TASK GOAL:
Your answer should be a single number: the count of lines containing "document".

Data entries
·····

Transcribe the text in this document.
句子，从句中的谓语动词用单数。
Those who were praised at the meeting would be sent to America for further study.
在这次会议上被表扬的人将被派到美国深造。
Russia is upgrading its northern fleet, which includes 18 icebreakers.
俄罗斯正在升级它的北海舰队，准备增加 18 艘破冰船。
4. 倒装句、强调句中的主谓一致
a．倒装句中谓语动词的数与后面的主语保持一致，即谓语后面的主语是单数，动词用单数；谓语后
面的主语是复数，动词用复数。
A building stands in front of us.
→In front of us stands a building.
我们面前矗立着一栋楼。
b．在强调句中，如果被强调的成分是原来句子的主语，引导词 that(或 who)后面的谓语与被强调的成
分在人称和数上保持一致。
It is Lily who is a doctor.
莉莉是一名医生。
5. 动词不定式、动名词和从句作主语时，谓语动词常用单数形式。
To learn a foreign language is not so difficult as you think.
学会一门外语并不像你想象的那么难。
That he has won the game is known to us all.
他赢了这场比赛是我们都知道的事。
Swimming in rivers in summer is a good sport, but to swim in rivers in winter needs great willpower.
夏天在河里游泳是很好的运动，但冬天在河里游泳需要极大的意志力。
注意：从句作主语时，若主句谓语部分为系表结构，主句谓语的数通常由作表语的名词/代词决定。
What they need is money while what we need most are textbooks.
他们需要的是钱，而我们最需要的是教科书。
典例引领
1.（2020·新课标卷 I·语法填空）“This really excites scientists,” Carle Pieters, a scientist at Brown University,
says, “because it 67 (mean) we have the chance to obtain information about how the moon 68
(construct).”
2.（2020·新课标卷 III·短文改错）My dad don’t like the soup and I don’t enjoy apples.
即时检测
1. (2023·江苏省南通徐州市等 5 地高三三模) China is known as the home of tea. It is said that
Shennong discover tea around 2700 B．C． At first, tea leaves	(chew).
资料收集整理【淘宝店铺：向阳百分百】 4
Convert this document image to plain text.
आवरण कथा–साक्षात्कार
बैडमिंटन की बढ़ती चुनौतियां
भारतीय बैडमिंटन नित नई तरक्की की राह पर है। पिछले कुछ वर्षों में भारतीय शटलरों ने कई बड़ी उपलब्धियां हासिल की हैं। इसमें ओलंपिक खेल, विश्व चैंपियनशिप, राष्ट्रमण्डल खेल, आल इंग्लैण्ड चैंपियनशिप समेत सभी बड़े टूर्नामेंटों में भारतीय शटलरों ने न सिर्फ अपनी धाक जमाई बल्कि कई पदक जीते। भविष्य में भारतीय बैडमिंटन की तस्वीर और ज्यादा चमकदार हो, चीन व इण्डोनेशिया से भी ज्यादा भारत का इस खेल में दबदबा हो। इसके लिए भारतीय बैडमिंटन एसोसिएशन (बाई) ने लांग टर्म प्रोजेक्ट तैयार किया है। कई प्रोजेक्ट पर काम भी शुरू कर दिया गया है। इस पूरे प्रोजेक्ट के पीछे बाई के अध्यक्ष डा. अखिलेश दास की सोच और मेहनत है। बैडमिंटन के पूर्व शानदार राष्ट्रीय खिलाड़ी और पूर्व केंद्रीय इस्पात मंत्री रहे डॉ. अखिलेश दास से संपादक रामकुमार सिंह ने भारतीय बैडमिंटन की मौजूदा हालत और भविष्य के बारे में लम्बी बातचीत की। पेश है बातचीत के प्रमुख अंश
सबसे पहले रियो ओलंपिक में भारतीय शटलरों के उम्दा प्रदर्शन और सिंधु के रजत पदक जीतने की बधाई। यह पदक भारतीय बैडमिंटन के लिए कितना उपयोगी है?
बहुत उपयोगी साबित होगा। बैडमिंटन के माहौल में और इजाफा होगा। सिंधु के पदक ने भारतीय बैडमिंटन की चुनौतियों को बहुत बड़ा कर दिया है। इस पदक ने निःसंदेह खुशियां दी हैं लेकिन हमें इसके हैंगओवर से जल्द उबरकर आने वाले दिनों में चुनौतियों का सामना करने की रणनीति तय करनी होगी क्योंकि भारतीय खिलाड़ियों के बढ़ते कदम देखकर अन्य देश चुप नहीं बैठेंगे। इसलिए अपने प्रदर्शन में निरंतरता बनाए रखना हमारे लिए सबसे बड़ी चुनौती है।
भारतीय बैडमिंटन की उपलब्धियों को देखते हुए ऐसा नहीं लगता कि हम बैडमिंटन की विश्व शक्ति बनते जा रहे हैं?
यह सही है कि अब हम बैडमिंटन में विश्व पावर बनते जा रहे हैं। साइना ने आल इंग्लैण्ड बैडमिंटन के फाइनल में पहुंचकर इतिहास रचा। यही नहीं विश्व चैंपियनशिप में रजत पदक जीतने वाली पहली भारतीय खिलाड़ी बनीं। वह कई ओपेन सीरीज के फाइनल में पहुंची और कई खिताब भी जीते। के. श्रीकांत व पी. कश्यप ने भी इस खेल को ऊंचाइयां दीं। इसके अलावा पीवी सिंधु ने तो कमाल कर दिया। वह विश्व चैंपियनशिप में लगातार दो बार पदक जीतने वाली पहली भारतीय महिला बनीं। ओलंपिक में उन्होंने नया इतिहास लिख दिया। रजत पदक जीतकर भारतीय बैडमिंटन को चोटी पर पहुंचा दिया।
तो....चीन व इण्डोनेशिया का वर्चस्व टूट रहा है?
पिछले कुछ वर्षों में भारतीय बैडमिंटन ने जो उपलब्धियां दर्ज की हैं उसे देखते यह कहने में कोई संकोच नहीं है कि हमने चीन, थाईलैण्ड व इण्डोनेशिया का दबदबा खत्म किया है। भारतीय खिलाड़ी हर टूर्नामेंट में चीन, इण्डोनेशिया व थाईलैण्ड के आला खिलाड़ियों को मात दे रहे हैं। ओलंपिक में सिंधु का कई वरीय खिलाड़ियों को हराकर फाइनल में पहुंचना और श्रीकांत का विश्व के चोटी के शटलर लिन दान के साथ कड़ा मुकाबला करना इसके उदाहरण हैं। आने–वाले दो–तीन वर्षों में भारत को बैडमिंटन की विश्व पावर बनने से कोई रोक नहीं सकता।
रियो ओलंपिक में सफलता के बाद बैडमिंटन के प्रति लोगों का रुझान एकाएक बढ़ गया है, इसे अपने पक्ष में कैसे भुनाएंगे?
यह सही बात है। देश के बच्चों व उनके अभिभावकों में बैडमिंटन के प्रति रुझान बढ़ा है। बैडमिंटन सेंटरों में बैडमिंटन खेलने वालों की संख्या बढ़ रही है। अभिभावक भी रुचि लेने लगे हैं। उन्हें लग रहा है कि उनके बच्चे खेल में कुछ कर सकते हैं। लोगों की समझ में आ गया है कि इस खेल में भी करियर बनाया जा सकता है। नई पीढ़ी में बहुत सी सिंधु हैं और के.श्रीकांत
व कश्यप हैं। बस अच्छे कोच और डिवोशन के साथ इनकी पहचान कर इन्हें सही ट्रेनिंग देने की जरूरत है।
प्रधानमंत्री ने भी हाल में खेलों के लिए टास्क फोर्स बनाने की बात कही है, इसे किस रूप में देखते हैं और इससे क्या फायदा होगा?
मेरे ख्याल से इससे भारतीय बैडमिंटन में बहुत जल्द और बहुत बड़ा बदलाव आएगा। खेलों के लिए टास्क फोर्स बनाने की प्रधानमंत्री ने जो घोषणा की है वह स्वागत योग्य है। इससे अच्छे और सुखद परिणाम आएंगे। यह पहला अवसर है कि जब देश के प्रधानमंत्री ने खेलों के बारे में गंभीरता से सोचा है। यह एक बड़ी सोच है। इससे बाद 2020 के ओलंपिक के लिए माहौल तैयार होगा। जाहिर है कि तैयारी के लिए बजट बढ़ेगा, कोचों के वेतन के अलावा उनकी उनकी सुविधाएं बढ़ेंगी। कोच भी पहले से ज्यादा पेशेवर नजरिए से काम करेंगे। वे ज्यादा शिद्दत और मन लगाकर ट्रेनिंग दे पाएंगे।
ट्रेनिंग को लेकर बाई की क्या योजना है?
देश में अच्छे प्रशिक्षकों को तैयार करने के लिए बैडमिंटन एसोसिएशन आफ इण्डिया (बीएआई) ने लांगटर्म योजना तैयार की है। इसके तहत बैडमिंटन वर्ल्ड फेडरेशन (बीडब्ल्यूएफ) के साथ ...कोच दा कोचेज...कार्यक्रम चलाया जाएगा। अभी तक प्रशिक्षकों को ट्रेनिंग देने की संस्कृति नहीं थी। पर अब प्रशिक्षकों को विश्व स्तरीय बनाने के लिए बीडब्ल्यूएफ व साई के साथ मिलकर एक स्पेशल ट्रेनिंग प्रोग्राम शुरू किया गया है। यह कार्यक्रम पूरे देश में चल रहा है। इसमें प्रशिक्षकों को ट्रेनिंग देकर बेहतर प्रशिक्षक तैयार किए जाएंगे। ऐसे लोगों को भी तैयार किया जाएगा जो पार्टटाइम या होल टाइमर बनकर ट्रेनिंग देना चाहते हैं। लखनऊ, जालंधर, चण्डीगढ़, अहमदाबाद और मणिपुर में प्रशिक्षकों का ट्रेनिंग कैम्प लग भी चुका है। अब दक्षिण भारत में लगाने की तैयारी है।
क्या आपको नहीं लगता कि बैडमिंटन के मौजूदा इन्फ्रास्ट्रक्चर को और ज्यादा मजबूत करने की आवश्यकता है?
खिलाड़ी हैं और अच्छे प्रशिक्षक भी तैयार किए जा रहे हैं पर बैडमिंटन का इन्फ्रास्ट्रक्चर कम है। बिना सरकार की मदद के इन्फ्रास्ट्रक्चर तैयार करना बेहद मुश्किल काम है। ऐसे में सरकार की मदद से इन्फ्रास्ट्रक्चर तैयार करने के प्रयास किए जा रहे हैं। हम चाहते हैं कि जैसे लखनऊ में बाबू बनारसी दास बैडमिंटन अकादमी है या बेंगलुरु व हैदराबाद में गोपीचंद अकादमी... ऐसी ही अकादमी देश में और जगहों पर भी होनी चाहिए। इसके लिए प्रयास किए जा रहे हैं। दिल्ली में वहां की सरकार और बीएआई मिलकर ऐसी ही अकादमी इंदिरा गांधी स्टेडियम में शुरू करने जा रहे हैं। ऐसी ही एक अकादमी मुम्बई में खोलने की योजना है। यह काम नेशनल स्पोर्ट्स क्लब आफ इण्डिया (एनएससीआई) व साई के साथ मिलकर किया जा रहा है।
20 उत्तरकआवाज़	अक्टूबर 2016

·····

EXERCISE ANSWER:
2